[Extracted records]

+--

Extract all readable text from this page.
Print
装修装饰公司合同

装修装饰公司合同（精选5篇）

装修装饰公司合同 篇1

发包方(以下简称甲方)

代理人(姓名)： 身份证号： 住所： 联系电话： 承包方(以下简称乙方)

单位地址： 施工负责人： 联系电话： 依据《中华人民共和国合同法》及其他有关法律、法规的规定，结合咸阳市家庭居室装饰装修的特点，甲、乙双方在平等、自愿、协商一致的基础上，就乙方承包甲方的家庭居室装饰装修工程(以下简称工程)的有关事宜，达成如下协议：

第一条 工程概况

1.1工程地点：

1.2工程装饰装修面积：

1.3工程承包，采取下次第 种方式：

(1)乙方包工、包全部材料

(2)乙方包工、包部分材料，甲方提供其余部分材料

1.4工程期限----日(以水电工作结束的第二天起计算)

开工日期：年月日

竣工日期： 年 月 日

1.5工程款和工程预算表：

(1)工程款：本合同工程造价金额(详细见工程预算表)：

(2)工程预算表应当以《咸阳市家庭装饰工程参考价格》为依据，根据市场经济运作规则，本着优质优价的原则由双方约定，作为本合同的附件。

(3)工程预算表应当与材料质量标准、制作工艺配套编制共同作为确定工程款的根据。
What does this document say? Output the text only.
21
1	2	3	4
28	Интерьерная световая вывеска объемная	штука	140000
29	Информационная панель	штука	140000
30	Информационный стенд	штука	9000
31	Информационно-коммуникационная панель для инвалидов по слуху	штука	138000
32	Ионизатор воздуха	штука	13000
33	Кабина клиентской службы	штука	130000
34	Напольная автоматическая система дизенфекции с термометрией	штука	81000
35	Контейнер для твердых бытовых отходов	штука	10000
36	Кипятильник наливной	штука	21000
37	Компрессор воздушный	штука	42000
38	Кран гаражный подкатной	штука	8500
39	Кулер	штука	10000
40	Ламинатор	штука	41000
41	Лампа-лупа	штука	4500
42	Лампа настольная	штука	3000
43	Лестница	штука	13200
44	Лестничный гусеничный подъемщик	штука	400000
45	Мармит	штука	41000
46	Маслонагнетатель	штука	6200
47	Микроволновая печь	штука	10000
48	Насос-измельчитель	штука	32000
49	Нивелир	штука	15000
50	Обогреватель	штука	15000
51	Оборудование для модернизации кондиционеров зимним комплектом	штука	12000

+--

### Written task
Copy each line of the records that contains the word "乙方包工".

### Output below
(1)乙方包工、包全部材料
(2)乙方包工、包部分材料，甲方提供其余部分材料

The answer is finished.